**Required work**:
Records follow. Pull out every line that contains "grid".

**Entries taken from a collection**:

(begin)

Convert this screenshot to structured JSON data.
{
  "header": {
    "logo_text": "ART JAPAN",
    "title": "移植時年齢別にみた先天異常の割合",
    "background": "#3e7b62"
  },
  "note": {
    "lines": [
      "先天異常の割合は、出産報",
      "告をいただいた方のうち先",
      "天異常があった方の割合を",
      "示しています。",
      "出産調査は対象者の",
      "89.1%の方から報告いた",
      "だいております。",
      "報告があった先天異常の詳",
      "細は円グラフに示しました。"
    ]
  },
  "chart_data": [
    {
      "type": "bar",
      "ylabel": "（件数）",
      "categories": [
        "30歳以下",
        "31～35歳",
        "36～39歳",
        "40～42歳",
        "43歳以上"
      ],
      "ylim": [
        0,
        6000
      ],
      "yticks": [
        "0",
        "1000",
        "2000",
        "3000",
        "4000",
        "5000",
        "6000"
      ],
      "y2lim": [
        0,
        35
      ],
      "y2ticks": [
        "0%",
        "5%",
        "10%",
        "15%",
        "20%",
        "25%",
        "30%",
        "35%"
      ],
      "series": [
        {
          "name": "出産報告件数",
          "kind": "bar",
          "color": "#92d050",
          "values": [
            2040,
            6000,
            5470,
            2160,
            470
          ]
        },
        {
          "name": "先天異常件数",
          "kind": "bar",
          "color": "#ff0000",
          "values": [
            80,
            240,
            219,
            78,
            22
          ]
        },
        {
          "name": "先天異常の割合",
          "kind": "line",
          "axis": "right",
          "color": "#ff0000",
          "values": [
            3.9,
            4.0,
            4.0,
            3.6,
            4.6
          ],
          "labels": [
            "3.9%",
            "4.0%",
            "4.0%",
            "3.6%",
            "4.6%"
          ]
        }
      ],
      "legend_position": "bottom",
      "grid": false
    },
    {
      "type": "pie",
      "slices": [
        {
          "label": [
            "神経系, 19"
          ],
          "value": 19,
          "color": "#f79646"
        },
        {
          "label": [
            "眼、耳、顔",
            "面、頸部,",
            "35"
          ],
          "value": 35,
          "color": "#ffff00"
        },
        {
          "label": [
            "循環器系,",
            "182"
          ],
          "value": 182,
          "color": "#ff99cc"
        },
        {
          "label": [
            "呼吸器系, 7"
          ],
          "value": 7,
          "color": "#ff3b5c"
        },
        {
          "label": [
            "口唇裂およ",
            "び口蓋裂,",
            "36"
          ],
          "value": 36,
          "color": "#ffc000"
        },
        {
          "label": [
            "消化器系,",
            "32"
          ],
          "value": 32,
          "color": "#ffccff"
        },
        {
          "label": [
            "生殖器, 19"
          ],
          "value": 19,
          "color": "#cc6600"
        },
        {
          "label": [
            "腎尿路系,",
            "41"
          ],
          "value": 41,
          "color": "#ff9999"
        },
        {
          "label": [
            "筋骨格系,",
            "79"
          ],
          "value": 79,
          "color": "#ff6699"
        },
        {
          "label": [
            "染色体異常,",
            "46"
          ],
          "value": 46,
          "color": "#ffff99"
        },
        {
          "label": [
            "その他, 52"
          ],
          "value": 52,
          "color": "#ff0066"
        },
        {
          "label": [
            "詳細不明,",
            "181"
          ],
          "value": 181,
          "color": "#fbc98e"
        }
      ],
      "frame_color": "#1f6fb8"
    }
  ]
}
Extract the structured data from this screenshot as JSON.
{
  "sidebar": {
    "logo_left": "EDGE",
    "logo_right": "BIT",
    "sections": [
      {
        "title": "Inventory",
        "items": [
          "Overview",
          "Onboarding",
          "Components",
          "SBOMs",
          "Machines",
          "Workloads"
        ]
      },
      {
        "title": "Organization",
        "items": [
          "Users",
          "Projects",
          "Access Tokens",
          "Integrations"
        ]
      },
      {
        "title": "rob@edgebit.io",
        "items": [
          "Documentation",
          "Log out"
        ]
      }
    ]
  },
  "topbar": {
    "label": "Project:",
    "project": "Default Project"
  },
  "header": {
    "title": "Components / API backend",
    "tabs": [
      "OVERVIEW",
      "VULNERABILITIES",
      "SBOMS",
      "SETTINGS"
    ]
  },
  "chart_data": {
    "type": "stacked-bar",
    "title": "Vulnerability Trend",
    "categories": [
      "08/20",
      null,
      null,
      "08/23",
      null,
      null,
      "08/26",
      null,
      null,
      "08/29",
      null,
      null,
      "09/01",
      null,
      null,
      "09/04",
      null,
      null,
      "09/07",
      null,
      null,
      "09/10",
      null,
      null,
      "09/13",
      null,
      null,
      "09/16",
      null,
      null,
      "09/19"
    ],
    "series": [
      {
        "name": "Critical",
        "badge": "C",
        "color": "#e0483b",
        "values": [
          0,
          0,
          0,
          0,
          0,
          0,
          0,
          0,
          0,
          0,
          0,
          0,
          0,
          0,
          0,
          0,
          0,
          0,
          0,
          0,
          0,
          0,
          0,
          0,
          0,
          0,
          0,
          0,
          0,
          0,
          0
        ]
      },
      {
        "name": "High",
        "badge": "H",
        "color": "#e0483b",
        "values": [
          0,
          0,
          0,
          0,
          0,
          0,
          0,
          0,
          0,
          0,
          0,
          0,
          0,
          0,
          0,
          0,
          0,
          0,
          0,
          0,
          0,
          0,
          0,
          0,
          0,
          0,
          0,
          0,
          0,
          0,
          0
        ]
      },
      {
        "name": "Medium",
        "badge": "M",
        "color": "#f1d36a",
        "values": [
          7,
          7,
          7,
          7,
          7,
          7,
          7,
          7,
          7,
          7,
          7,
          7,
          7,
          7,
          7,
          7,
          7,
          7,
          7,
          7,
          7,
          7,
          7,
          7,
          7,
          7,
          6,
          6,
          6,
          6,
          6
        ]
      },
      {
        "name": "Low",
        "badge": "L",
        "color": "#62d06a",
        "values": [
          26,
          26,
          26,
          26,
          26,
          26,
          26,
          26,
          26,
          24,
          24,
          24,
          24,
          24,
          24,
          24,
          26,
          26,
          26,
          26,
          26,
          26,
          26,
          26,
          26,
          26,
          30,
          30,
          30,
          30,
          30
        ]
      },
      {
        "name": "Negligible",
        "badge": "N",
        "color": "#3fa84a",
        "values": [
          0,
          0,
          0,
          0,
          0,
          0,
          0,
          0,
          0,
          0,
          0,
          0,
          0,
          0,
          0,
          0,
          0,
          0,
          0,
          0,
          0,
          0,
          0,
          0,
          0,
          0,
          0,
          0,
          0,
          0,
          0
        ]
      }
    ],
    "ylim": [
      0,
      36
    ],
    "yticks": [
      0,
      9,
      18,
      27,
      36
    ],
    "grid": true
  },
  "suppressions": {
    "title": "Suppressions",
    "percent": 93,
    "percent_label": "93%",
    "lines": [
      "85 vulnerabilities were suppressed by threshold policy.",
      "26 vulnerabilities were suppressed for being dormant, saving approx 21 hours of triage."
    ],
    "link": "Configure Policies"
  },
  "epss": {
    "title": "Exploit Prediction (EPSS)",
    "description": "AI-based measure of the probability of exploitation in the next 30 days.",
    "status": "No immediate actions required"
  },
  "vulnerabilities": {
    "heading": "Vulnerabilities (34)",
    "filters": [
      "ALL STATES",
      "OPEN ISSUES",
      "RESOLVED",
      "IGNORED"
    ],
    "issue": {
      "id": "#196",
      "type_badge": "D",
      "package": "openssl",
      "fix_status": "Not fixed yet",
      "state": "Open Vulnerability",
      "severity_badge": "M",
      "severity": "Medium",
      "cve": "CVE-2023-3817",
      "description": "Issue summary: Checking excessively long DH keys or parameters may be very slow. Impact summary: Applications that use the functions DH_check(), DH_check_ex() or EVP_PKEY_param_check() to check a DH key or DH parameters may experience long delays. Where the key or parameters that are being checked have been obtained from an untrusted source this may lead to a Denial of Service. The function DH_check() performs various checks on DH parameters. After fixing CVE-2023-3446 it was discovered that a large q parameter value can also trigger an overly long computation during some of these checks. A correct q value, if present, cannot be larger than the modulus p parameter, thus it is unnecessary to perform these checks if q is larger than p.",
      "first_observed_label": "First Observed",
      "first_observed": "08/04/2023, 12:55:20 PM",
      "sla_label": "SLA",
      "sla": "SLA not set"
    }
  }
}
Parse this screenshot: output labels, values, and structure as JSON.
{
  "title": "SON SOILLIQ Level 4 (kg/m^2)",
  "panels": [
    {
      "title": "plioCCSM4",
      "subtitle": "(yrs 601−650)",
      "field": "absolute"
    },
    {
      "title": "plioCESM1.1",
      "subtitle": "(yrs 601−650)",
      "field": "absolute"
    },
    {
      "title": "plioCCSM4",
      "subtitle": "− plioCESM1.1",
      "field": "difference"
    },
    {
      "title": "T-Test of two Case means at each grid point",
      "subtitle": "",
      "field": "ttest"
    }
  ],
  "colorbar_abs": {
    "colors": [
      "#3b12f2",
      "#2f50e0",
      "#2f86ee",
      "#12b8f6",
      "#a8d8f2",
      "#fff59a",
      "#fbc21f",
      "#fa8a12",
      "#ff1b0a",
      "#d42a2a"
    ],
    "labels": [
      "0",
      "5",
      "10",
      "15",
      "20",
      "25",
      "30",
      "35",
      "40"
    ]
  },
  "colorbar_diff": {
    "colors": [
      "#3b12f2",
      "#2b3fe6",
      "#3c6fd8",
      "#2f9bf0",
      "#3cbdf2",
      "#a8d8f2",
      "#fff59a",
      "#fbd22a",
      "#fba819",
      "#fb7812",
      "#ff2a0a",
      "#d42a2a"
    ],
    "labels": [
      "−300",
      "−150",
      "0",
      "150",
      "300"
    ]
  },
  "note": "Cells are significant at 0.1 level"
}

(end)

**Answer below**:
      "grid": false
    "grid": true
      "title": "T-Test of two Case means at each grid point",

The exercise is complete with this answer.